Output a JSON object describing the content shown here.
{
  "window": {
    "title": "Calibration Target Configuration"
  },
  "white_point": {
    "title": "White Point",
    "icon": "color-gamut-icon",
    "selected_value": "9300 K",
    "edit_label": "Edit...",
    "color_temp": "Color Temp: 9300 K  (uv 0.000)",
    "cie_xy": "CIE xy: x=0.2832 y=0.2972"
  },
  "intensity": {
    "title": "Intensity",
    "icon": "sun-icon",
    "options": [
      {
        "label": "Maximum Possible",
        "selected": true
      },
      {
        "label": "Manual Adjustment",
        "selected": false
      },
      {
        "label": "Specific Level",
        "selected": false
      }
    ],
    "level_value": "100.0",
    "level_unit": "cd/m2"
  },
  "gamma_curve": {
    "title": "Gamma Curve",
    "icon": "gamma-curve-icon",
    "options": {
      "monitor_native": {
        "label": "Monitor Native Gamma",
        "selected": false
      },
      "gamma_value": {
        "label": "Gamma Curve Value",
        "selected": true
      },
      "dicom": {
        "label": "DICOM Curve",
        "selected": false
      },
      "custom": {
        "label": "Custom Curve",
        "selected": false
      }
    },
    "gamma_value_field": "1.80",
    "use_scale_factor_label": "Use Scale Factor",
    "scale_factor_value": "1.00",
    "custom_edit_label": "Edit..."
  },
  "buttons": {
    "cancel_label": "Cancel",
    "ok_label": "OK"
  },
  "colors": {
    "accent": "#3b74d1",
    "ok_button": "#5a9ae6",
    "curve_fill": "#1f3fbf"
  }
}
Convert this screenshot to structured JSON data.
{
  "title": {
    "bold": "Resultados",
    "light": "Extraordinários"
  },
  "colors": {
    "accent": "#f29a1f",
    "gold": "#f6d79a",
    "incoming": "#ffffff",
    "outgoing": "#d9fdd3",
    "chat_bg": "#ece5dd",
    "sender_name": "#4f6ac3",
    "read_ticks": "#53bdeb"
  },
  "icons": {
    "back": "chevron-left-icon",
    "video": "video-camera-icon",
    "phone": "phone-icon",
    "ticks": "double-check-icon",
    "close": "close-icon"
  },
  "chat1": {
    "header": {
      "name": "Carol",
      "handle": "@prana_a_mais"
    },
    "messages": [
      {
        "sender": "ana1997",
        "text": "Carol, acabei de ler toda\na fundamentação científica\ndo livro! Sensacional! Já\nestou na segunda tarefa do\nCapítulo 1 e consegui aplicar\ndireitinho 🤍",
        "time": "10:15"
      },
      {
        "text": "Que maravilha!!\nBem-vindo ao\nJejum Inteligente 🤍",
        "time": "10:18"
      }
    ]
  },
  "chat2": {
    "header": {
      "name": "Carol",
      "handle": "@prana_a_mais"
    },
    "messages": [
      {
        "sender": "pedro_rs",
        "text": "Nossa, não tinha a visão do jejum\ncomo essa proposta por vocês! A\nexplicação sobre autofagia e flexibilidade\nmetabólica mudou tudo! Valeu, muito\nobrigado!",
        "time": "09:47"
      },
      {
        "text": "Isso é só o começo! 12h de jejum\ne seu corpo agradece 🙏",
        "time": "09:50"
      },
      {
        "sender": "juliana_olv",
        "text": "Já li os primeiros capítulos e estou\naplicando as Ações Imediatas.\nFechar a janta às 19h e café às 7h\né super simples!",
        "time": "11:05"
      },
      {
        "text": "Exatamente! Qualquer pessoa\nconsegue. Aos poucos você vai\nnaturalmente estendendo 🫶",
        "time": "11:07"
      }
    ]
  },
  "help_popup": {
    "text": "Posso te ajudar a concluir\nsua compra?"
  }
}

■ **STATED TASK**: Copy each entry exactly, with nothing added or dropped.

■ **CORRECT RESULT**:
Output a JSON object describing the content shown here.
{
  "window": {
    "title": "Calibration Target Configuration"
  },
  "white_point": {
    "title": "White Point",
    "icon": "color-gamut-icon",
    "selected_value": "9300 K",
    "edit_label": "Edit...",
    "color_temp": "Color Temp: 9300 K  (uv 0.000)",
    "cie_xy": "CIE xy: x=0.2832 y=0.2972"
  },
  "intensity": {
    "title": "Intensity",
    "icon": "sun-icon",
    "options": [
      {
        "label": "Maximum Possible",
        "selected": true
      },
      {
        "label": "Manual Adjustment",
        "selected": false
      },
      {
        "label": "Specific Level",
        "selected": false
      }
    ],
    "level_value": "100.0",
    "level_unit": "cd/m2"
  },
  "gamma_curve": {
    "title": "Gamma Curve",
    "icon": "gamma-curve-icon",
    "options": {
      "monitor_native": {
        "label": "Monitor Native Gamma",
        "selected": false
      },
      "gamma_value": {
        "label": "Gamma Curve Value",
        "selected": true
      },
      "dicom": {
        "label": "DICOM Curve",
        "selected": false
      },
      "custom": {
        "label": "Custom Curve",
        "selected": false
      }
    },
    "gamma_value_field": "1.80",
    "use_scale_factor_label": "Use Scale Factor",
    "scale_factor_value": "1.00",
    "custom_edit_label": "Edit..."
  },
  "buttons": {
    "cancel_label": "Cancel",
    "ok_label": "OK"
  },
  "colors": {
    "accent": "#3b74d1",
    "ok_button": "#5a9ae6",
    "curve_fill": "#1f3fbf"
  }
}
Convert this screenshot to structured JSON data.
{
  "title": {
    "bold": "Resultados",
    "light": "Extraordinários"
  },
  "colors": {
    "accent": "#f29a1f",
    "gold": "#f6d79a",
    "incoming": "#ffffff",
    "outgoing": "#d9fdd3",
    "chat_bg": "#ece5dd",
    "sender_name": "#4f6ac3",
    "read_ticks": "#53bdeb"
  },
  "icons": {
    "back": "chevron-left-icon",
    "video": "video-camera-icon",
    "phone": "phone-icon",
    "ticks": "double-check-icon",
    "close": "close-icon"
  },
  "chat1": {
    "header": {
      "name": "Carol",
      "handle": "@prana_a_mais"
    },
    "messages": [
      {
        "sender": "ana1997",
        "text": "Carol, acabei de ler toda\na fundamentação científica\ndo livro! Sensacional! Já\nestou na segunda tarefa do\nCapítulo 1 e consegui aplicar\ndireitinho 🤍",
        "time": "10:15"
      },
      {
        "text": "Que maravilha!!\nBem-vindo ao\nJejum Inteligente 🤍",
        "time": "10:18"
      }
    ]
  },
  "chat2": {
    "header": {
      "name": "Carol",
      "handle": "@prana_a_mais"
    },
    "messages": [
      {
        "sender": "pedro_rs",
        "text": "Nossa, não tinha a visão do jejum\ncomo essa proposta por vocês! A\nexplicação sobre autofagia e flexibilidade\nmetabólica mudou tudo! Valeu, muito\nobrigado!",
        "time": "09:47"
      },
      {
        "text": "Isso é só o começo! 12h de jejum\ne seu corpo agradece 🙏",
        "time": "09:50"
      },
      {
        "sender": "juliana_olv",
        "text": "Já li os primeiros capítulos e estou\naplicando as Ações Imediatas.\nFechar a janta às 19h e café às 7h\né super simples!",
        "time": "11:05"
      },
      {
        "text": "Exatamente! Qualquer pessoa\nconsegue. Aos poucos você vai\nnaturalmente estendendo 🫶",
        "time": "11:07"
      }
    ]
  },
  "help_popup": {
    "text": "Posso te ajudar a concluir\nsua compra?"
  }
}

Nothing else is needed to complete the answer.